→ **Task to complete**
Below are records. Copy every line with "label" in it.

→ **Input**
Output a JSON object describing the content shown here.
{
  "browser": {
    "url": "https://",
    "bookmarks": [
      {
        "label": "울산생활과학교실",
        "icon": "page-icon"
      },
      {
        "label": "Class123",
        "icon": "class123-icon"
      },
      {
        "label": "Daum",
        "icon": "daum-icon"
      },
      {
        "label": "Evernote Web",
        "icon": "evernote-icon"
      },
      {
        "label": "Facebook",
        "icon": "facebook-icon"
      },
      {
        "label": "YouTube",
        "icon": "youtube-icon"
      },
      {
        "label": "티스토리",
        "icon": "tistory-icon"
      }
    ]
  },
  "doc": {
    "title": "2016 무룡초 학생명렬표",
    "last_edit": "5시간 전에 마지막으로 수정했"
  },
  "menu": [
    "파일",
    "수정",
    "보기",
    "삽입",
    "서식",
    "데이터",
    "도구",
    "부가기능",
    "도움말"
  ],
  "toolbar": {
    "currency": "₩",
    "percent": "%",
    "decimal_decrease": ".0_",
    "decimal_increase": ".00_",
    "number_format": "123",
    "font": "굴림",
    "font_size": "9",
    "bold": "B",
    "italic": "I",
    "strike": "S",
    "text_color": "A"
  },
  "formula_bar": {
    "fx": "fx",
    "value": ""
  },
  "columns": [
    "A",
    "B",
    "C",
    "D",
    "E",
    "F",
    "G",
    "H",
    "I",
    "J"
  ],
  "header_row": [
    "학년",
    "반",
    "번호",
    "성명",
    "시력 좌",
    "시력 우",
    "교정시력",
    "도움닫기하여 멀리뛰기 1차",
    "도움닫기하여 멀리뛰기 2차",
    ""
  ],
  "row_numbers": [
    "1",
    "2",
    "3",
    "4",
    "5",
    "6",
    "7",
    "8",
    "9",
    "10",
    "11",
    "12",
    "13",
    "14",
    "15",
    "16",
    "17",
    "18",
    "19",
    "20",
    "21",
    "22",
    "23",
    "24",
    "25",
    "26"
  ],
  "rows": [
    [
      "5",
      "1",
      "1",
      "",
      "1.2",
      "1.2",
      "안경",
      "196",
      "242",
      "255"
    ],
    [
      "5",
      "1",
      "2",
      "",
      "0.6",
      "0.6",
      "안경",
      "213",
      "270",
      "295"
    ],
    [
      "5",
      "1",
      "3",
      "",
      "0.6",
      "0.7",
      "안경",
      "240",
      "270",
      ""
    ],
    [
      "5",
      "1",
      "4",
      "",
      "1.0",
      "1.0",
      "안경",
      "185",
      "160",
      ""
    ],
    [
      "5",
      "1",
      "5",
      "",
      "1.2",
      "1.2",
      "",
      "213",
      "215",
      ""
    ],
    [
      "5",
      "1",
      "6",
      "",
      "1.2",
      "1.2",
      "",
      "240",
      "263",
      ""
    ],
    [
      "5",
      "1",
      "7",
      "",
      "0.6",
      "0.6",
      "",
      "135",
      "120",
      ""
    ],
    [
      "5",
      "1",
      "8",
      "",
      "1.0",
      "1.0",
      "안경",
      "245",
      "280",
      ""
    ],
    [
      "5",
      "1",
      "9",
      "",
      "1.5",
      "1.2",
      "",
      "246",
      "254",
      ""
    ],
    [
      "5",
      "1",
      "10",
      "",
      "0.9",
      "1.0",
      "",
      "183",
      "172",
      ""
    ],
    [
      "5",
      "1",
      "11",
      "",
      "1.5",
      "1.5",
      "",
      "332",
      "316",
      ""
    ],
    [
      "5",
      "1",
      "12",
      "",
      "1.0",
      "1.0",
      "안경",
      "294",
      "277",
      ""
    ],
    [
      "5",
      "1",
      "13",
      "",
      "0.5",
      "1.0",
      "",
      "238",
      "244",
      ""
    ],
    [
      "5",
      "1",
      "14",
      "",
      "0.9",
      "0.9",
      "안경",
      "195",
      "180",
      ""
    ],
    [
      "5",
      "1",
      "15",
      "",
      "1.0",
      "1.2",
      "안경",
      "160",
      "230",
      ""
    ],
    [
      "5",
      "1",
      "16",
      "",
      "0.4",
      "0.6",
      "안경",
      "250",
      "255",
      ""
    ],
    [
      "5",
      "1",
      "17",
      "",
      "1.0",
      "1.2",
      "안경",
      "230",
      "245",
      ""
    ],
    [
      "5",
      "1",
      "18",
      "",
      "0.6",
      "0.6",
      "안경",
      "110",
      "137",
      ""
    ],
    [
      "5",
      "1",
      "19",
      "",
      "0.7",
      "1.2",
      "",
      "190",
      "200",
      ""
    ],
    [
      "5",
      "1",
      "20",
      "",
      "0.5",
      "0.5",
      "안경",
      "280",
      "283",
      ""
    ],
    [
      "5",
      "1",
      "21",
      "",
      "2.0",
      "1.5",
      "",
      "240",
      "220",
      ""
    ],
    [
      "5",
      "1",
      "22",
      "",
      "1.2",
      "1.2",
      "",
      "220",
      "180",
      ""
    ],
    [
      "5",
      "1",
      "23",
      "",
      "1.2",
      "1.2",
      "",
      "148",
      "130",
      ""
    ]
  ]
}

→ **Exercise result**
        "label": "울산생활과학교실",
        "label": "Class123",
        "label": "Daum",
        "label": "Evernote Web",
        "label": "Facebook",
        "label": "YouTube",
        "label": "티스토리",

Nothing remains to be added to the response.